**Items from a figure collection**

--*--

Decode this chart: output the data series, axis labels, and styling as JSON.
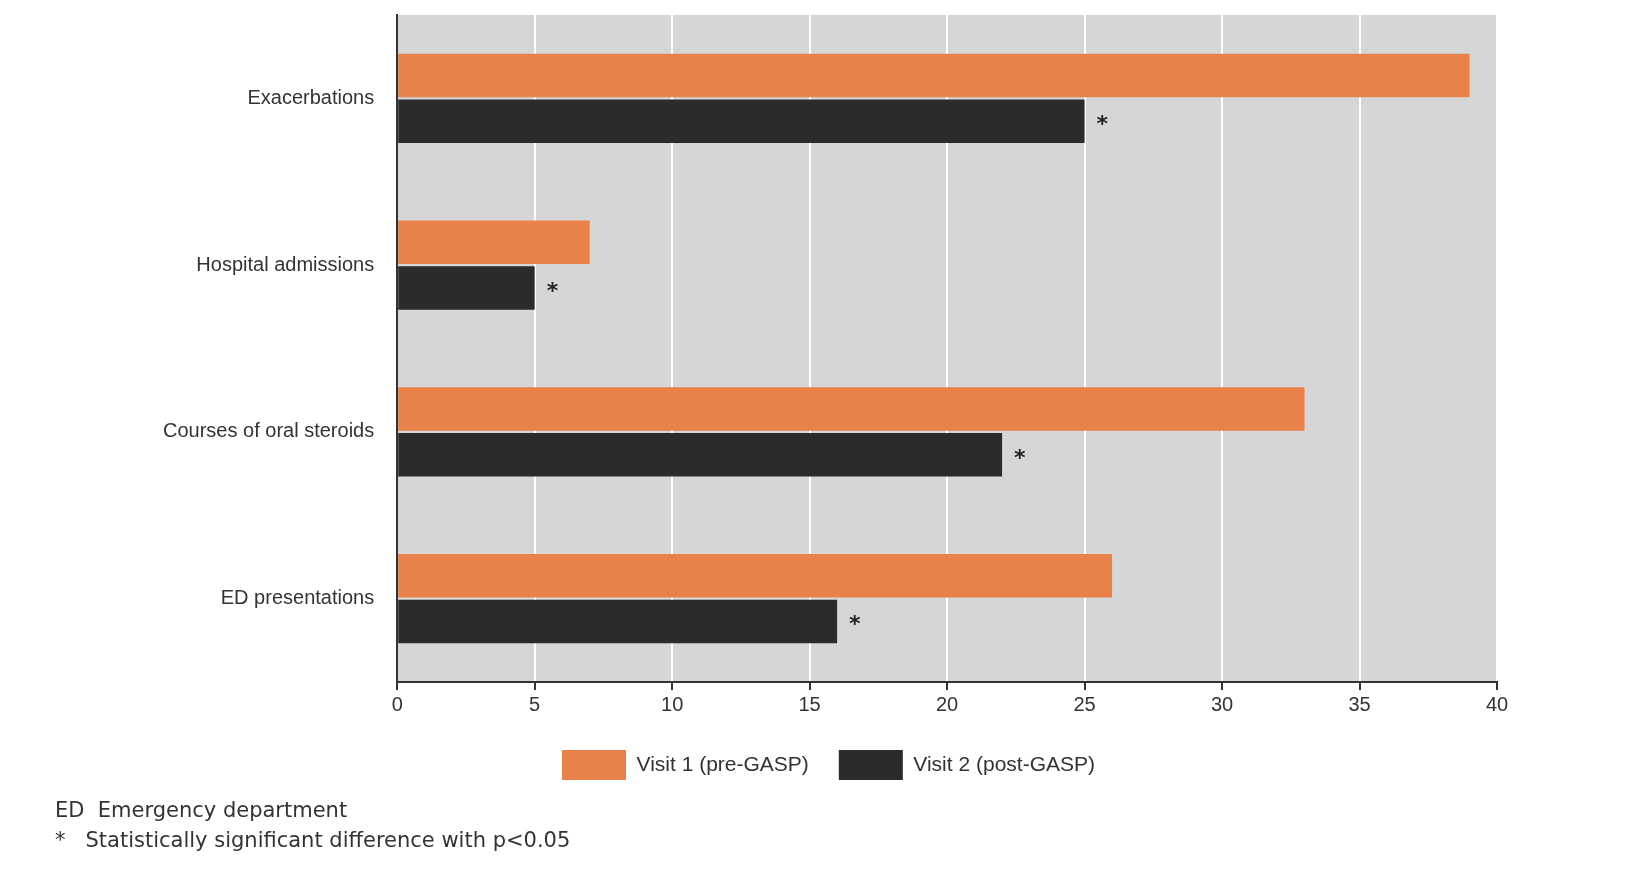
{
  "chart_data": {
    "type": "bar",
    "orientation": "horizontal",
    "categories": [
      "Exacerbations",
      "Hospital admissions",
      "Courses of oral steroids",
      "ED presentations"
    ],
    "series": [
      {
        "name": "Visit 1 (pre-GASP)",
        "color": "#e8824a",
        "values": [
          39,
          7,
          33,
          26
        ]
      },
      {
        "name": "Visit 2 (post-GASP)",
        "color": "#2b2b2b",
        "values": [
          25,
          5,
          22,
          16
        ]
      }
    ],
    "xlim": [
      0,
      40
    ],
    "xticks": [
      0,
      5,
      10,
      15,
      20,
      25,
      30,
      35,
      40
    ],
    "grid": "x",
    "legend": "bottom",
    "annotations": [
      {
        "text": "*",
        "x": 25,
        "y": "Exacerbations"
      },
      {
        "text": "*",
        "x": 5,
        "y": "Hospital admissions"
      },
      {
        "text": "*",
        "x": 22,
        "y": "Courses of oral steroids"
      },
      {
        "text": "*",
        "x": 16,
        "y": "ED presentations"
      },
      "ED  Emergency department",
      "*   Statistically significant difference with p<0.05"
    ]
  }
}
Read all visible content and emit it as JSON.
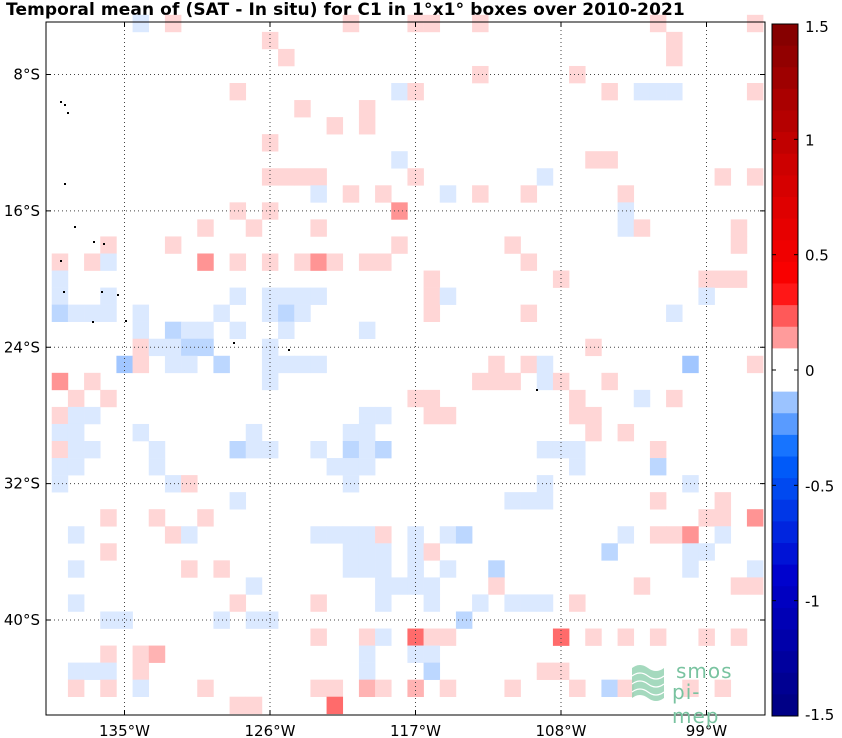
{
  "title": "Temporal mean of (SAT - In situ) for C1 in 1°x1° boxes over 2010-2021",
  "chart_data": {
    "type": "heatmap",
    "title": "Temporal mean of (SAT - In situ) for C1 in 1°x1° boxes over 2010-2021",
    "x_range": [
      -140,
      -95
    ],
    "y_range": [
      -46,
      -4
    ],
    "x_ticks": [
      {
        "value": -135,
        "label": "135°W"
      },
      {
        "value": -126,
        "label": "126°W"
      },
      {
        "value": -117,
        "label": "117°W"
      },
      {
        "value": -108,
        "label": "108°W"
      },
      {
        "value": -99,
        "label": "99°W"
      }
    ],
    "y_ticks": [
      {
        "value": -8,
        "label": "8°S"
      },
      {
        "value": -16,
        "label": "16°S"
      },
      {
        "value": -24,
        "label": "24°S"
      },
      {
        "value": -32,
        "label": "32°S"
      },
      {
        "value": -40,
        "label": "40°S"
      }
    ],
    "grid": true,
    "colorbar": {
      "range": [
        -1.5,
        1.5
      ],
      "levels": 32,
      "ticks": [
        {
          "value": 1.5,
          "label": "1.5"
        },
        {
          "value": 1,
          "label": "1"
        },
        {
          "value": 0.5,
          "label": "0.5"
        },
        {
          "value": 0,
          "label": "0"
        },
        {
          "value": -0.5,
          "label": "-0.5"
        },
        {
          "value": -1,
          "label": "-1"
        },
        {
          "value": -1.5,
          "label": "-1.5"
        }
      ],
      "colors_low_to_high": [
        "#000080",
        "#0000cc",
        "#0066ff",
        "#ffffff",
        "#ff0000",
        "#cc0000",
        "#800000"
      ]
    },
    "cells": [
      [
        -134,
        -5,
        -0.1
      ],
      [
        -132,
        -5,
        0.1
      ],
      [
        -121,
        -5,
        0.1
      ],
      [
        -113,
        -5,
        0.1
      ],
      [
        -116,
        -5,
        0.1
      ],
      [
        -102,
        -5,
        0.1
      ],
      [
        -96,
        -5,
        0.1
      ],
      [
        -117,
        -5,
        0.1
      ],
      [
        -126,
        -6,
        0.1
      ],
      [
        -101,
        -6,
        0.1
      ],
      [
        -125,
        -7,
        0.1
      ],
      [
        -101,
        -7,
        0.1
      ],
      [
        -107,
        -8,
        0.1
      ],
      [
        -113,
        -8,
        0.1
      ],
      [
        -128,
        -9,
        0.1
      ],
      [
        -118,
        -9,
        -0.1
      ],
      [
        -117,
        -9,
        0.1
      ],
      [
        -105,
        -9,
        0.1
      ],
      [
        -103,
        -9,
        -0.1
      ],
      [
        -102,
        -9,
        -0.1
      ],
      [
        -101,
        -9,
        -0.1
      ],
      [
        -96,
        -9,
        0.1
      ],
      [
        -124,
        -10,
        0.1
      ],
      [
        -120,
        -10,
        0.1
      ],
      [
        -122,
        -11,
        0.1
      ],
      [
        -120,
        -11,
        0.1
      ],
      [
        -126,
        -12,
        0.1
      ],
      [
        -118,
        -13,
        -0.1
      ],
      [
        -106,
        -13,
        0.1
      ],
      [
        -105,
        -13,
        0.1
      ],
      [
        -126,
        -14,
        0.1
      ],
      [
        -125,
        -14,
        0.1
      ],
      [
        -124,
        -14,
        0.1
      ],
      [
        -123,
        -14,
        0.1
      ],
      [
        -117,
        -14,
        0.1
      ],
      [
        -109,
        -14,
        -0.1
      ],
      [
        -98,
        -14,
        0.1
      ],
      [
        -96,
        -14,
        0.1
      ],
      [
        -123,
        -15,
        -0.1
      ],
      [
        -121,
        -15,
        0.1
      ],
      [
        -119,
        -15,
        0.1
      ],
      [
        -115,
        -15,
        -0.1
      ],
      [
        -113,
        -15,
        0.1
      ],
      [
        -110,
        -15,
        0.1
      ],
      [
        -104,
        -15,
        0.1
      ],
      [
        -128,
        -16,
        0.1
      ],
      [
        -126,
        -16,
        0.1
      ],
      [
        -118,
        -16,
        0.3
      ],
      [
        -104,
        -16,
        -0.1
      ],
      [
        -130,
        -17,
        0.1
      ],
      [
        -127,
        -17,
        0.1
      ],
      [
        -123,
        -17,
        0.1
      ],
      [
        -104,
        -17,
        -0.1
      ],
      [
        -103,
        -17,
        0.1
      ],
      [
        -97,
        -17,
        0.1
      ],
      [
        -136,
        -18,
        0.1
      ],
      [
        -132,
        -18,
        0.1
      ],
      [
        -118,
        -18,
        0.1
      ],
      [
        -111,
        -18,
        0.1
      ],
      [
        -97,
        -18,
        0.1
      ],
      [
        -139,
        -19,
        0.1
      ],
      [
        -137,
        -19,
        0.1
      ],
      [
        -136,
        -19,
        -0.1
      ],
      [
        -130,
        -19,
        0.3
      ],
      [
        -128,
        -19,
        0.1
      ],
      [
        -126,
        -19,
        0.1
      ],
      [
        -124,
        -19,
        0.1
      ],
      [
        -123,
        -19,
        0.3
      ],
      [
        -122,
        -19,
        0.1
      ],
      [
        -120,
        -19,
        0.1
      ],
      [
        -119,
        -19,
        0.1
      ],
      [
        -110,
        -19,
        0.1
      ],
      [
        -139,
        -20,
        -0.1
      ],
      [
        -116,
        -20,
        0.1
      ],
      [
        -108,
        -20,
        0.1
      ],
      [
        -99,
        -20,
        0.1
      ],
      [
        -98,
        -20,
        0.1
      ],
      [
        -97,
        -20,
        0.1
      ],
      [
        -139,
        -21,
        -0.1
      ],
      [
        -136,
        -21,
        -0.1
      ],
      [
        -128,
        -21,
        -0.1
      ],
      [
        -126,
        -21,
        -0.1
      ],
      [
        -125,
        -21,
        -0.1
      ],
      [
        -124,
        -21,
        -0.1
      ],
      [
        -123,
        -21,
        -0.1
      ],
      [
        -116,
        -21,
        0.1
      ],
      [
        -115,
        -21,
        -0.1
      ],
      [
        -99,
        -21,
        -0.1
      ],
      [
        -139,
        -22,
        -0.2
      ],
      [
        -138,
        -22,
        -0.1
      ],
      [
        -137,
        -22,
        -0.1
      ],
      [
        -136,
        -22,
        -0.1
      ],
      [
        -134,
        -22,
        -0.1
      ],
      [
        -129,
        -22,
        -0.1
      ],
      [
        -126,
        -22,
        -0.1
      ],
      [
        -125,
        -22,
        -0.2
      ],
      [
        -124,
        -22,
        -0.1
      ],
      [
        -116,
        -22,
        0.1
      ],
      [
        -110,
        -22,
        0.1
      ],
      [
        -101,
        -22,
        -0.1
      ],
      [
        -134,
        -23,
        -0.1
      ],
      [
        -132,
        -23,
        -0.2
      ],
      [
        -131,
        -23,
        -0.1
      ],
      [
        -130,
        -23,
        -0.1
      ],
      [
        -128,
        -23,
        -0.1
      ],
      [
        -125,
        -23,
        -0.1
      ],
      [
        -120,
        -23,
        -0.1
      ],
      [
        -134,
        -24,
        0.1
      ],
      [
        -133,
        -24,
        -0.1
      ],
      [
        -132,
        -24,
        -0.1
      ],
      [
        -131,
        -24,
        -0.2
      ],
      [
        -130,
        -24,
        -0.2
      ],
      [
        -126,
        -24,
        -0.1
      ],
      [
        -106,
        -24,
        0.1
      ],
      [
        -135,
        -25,
        -0.3
      ],
      [
        -134,
        -25,
        0.1
      ],
      [
        -132,
        -25,
        -0.1
      ],
      [
        -131,
        -25,
        -0.1
      ],
      [
        -129,
        -25,
        -0.2
      ],
      [
        -126,
        -25,
        -0.1
      ],
      [
        -125,
        -25,
        -0.1
      ],
      [
        -124,
        -25,
        -0.1
      ],
      [
        -123,
        -25,
        -0.1
      ],
      [
        -112,
        -25,
        0.1
      ],
      [
        -110,
        -25,
        0.1
      ],
      [
        -109,
        -25,
        -0.1
      ],
      [
        -100,
        -25,
        -0.3
      ],
      [
        -96,
        -25,
        0.1
      ],
      [
        -139,
        -26,
        0.3
      ],
      [
        -137,
        -26,
        0.1
      ],
      [
        -126,
        -26,
        -0.1
      ],
      [
        -113,
        -26,
        0.1
      ],
      [
        -112,
        -26,
        0.1
      ],
      [
        -111,
        -26,
        0.1
      ],
      [
        -109,
        -26,
        -0.1
      ],
      [
        -108,
        -26,
        0.1
      ],
      [
        -105,
        -26,
        0.1
      ],
      [
        -138,
        -27,
        0.1
      ],
      [
        -136,
        -27,
        0.1
      ],
      [
        -117,
        -27,
        0.1
      ],
      [
        -116,
        -27,
        0.1
      ],
      [
        -107,
        -27,
        0.1
      ],
      [
        -103,
        -27,
        -0.1
      ],
      [
        -101,
        -27,
        0.1
      ],
      [
        -139,
        -28,
        0.1
      ],
      [
        -138,
        -28,
        -0.1
      ],
      [
        -137,
        -28,
        -0.1
      ],
      [
        -120,
        -28,
        -0.1
      ],
      [
        -119,
        -28,
        -0.1
      ],
      [
        -116,
        -28,
        0.1
      ],
      [
        -115,
        -28,
        0.1
      ],
      [
        -107,
        -28,
        0.1
      ],
      [
        -106,
        -28,
        0.1
      ],
      [
        -139,
        -29,
        -0.1
      ],
      [
        -138,
        -29,
        -0.1
      ],
      [
        -134,
        -29,
        -0.1
      ],
      [
        -127,
        -29,
        -0.1
      ],
      [
        -121,
        -29,
        -0.1
      ],
      [
        -120,
        -29,
        -0.1
      ],
      [
        -106,
        -29,
        0.1
      ],
      [
        -104,
        -29,
        0.1
      ],
      [
        -139,
        -30,
        0.1
      ],
      [
        -138,
        -30,
        -0.1
      ],
      [
        -137,
        -30,
        -0.1
      ],
      [
        -133,
        -30,
        -0.1
      ],
      [
        -128,
        -30,
        -0.2
      ],
      [
        -127,
        -30,
        -0.1
      ],
      [
        -126,
        -30,
        -0.1
      ],
      [
        -123,
        -30,
        -0.1
      ],
      [
        -121,
        -30,
        -0.2
      ],
      [
        -120,
        -30,
        -0.1
      ],
      [
        -119,
        -30,
        -0.2
      ],
      [
        -109,
        -30,
        -0.1
      ],
      [
        -108,
        -30,
        -0.1
      ],
      [
        -107,
        -30,
        -0.1
      ],
      [
        -102,
        -30,
        0.1
      ],
      [
        -139,
        -31,
        -0.1
      ],
      [
        -138,
        -31,
        -0.1
      ],
      [
        -133,
        -31,
        -0.1
      ],
      [
        -122,
        -31,
        -0.1
      ],
      [
        -121,
        -31,
        -0.1
      ],
      [
        -120,
        -31,
        -0.1
      ],
      [
        -107,
        -31,
        -0.1
      ],
      [
        -102,
        -31,
        -0.2
      ],
      [
        -139,
        -32,
        -0.1
      ],
      [
        -132,
        -32,
        -0.1
      ],
      [
        -131,
        -32,
        0.1
      ],
      [
        -121,
        -32,
        -0.1
      ],
      [
        -109,
        -32,
        -0.1
      ],
      [
        -100,
        -32,
        -0.1
      ],
      [
        -128,
        -33,
        -0.1
      ],
      [
        -111,
        -33,
        -0.1
      ],
      [
        -110,
        -33,
        -0.1
      ],
      [
        -109,
        -33,
        -0.1
      ],
      [
        -102,
        -33,
        0.1
      ],
      [
        -98,
        -33,
        0.1
      ],
      [
        -136,
        -34,
        0.1
      ],
      [
        -133,
        -34,
        0.1
      ],
      [
        -130,
        -34,
        0.1
      ],
      [
        -99,
        -34,
        0.1
      ],
      [
        -98,
        -34,
        0.1
      ],
      [
        -96,
        -34,
        0.3
      ],
      [
        -138,
        -35,
        -0.1
      ],
      [
        -132,
        -35,
        0.1
      ],
      [
        -131,
        -35,
        -0.1
      ],
      [
        -123,
        -35,
        -0.1
      ],
      [
        -122,
        -35,
        -0.1
      ],
      [
        -121,
        -35,
        -0.1
      ],
      [
        -120,
        -35,
        -0.1
      ],
      [
        -119,
        -35,
        0.1
      ],
      [
        -117,
        -35,
        -0.1
      ],
      [
        -115,
        -35,
        -0.1
      ],
      [
        -114,
        -35,
        -0.2
      ],
      [
        -104,
        -35,
        -0.1
      ],
      [
        -102,
        -35,
        0.1
      ],
      [
        -101,
        -35,
        0.1
      ],
      [
        -100,
        -35,
        0.3
      ],
      [
        -98,
        -35,
        -0.1
      ],
      [
        -136,
        -36,
        0.1
      ],
      [
        -121,
        -36,
        -0.1
      ],
      [
        -120,
        -36,
        -0.1
      ],
      [
        -119,
        -36,
        -0.1
      ],
      [
        -117,
        -36,
        -0.1
      ],
      [
        -116,
        -36,
        0.1
      ],
      [
        -105,
        -36,
        -0.2
      ],
      [
        -100,
        -36,
        -0.1
      ],
      [
        -99,
        -36,
        -0.1
      ],
      [
        -138,
        -37,
        -0.1
      ],
      [
        -131,
        -37,
        0.1
      ],
      [
        -129,
        -37,
        0.1
      ],
      [
        -121,
        -37,
        -0.1
      ],
      [
        -120,
        -37,
        -0.1
      ],
      [
        -119,
        -37,
        -0.1
      ],
      [
        -117,
        -37,
        -0.1
      ],
      [
        -115,
        -37,
        -0.1
      ],
      [
        -112,
        -37,
        -0.2
      ],
      [
        -100,
        -37,
        -0.1
      ],
      [
        -96,
        -37,
        -0.1
      ],
      [
        -127,
        -38,
        -0.1
      ],
      [
        -119,
        -38,
        -0.1
      ],
      [
        -118,
        -38,
        -0.1
      ],
      [
        -117,
        -38,
        -0.1
      ],
      [
        -116,
        -38,
        -0.1
      ],
      [
        -112,
        -38,
        0.1
      ],
      [
        -103,
        -38,
        0.1
      ],
      [
        -97,
        -38,
        0.1
      ],
      [
        -96,
        -38,
        0.1
      ],
      [
        -138,
        -39,
        -0.1
      ],
      [
        -128,
        -39,
        0.1
      ],
      [
        -123,
        -39,
        0.1
      ],
      [
        -119,
        -39,
        -0.1
      ],
      [
        -116,
        -39,
        -0.1
      ],
      [
        -113,
        -39,
        -0.1
      ],
      [
        -111,
        -39,
        -0.1
      ],
      [
        -110,
        -39,
        -0.1
      ],
      [
        -109,
        -39,
        -0.1
      ],
      [
        -107,
        -39,
        0.1
      ],
      [
        -136,
        -40,
        -0.1
      ],
      [
        -135,
        -40,
        -0.1
      ],
      [
        -129,
        -40,
        -0.1
      ],
      [
        -127,
        -40,
        -0.1
      ],
      [
        -126,
        -40,
        -0.1
      ],
      [
        -114,
        -40,
        -0.2
      ],
      [
        -123,
        -41,
        0.1
      ],
      [
        -120,
        -41,
        0.1
      ],
      [
        -119,
        -41,
        -0.1
      ],
      [
        -117,
        -41,
        0.4
      ],
      [
        -116,
        -41,
        0.1
      ],
      [
        -115,
        -41,
        0.1
      ],
      [
        -108,
        -41,
        0.4
      ],
      [
        -106,
        -41,
        0.1
      ],
      [
        -104,
        -41,
        0.1
      ],
      [
        -102,
        -41,
        0.1
      ],
      [
        -99,
        -41,
        0.1
      ],
      [
        -97,
        -41,
        0.1
      ],
      [
        -136,
        -42,
        0.1
      ],
      [
        -134,
        -42,
        0.1
      ],
      [
        -133,
        -42,
        0.2
      ],
      [
        -120,
        -42,
        -0.1
      ],
      [
        -117,
        -42,
        -0.1
      ],
      [
        -116,
        -42,
        -0.1
      ],
      [
        -138,
        -43,
        -0.1
      ],
      [
        -137,
        -43,
        -0.1
      ],
      [
        -136,
        -43,
        -0.1
      ],
      [
        -134,
        -43,
        0.1
      ],
      [
        -120,
        -43,
        -0.1
      ],
      [
        -116,
        -43,
        -0.2
      ],
      [
        -109,
        -43,
        0.1
      ],
      [
        -108,
        -43,
        0.1
      ],
      [
        -138,
        -44,
        0.1
      ],
      [
        -136,
        -44,
        0.1
      ],
      [
        -134,
        -44,
        -0.1
      ],
      [
        -130,
        -44,
        0.1
      ],
      [
        -123,
        -44,
        0.1
      ],
      [
        -122,
        -44,
        0.1
      ],
      [
        -120,
        -44,
        0.2
      ],
      [
        -119,
        -44,
        0.1
      ],
      [
        -117,
        -44,
        0.2
      ],
      [
        -115,
        -44,
        0.1
      ],
      [
        -111,
        -44,
        0.1
      ],
      [
        -107,
        -44,
        0.1
      ],
      [
        -105,
        -44,
        -0.2
      ],
      [
        -104,
        -44,
        0.1
      ],
      [
        -100,
        -44,
        0.1
      ],
      [
        -98,
        -44,
        0.1
      ],
      [
        -128,
        -45,
        0.1
      ],
      [
        -127,
        -45,
        0.1
      ],
      [
        -122,
        -45,
        0.4
      ]
    ]
  },
  "logo": {
    "line1": "smos",
    "line2": "pi-mep"
  }
}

--*--

**WRITTEN TASK**
List the lines of the material in which the word "Temporal" occurs.

**WRITTEN SOLUTION**
  "title": "Temporal mean of (SAT - In situ) for C1 in 1°x1° boxes over 2010-2021",
    "title": "Temporal mean of (SAT - In situ) for C1 in 1°x1° boxes over 2010-2021",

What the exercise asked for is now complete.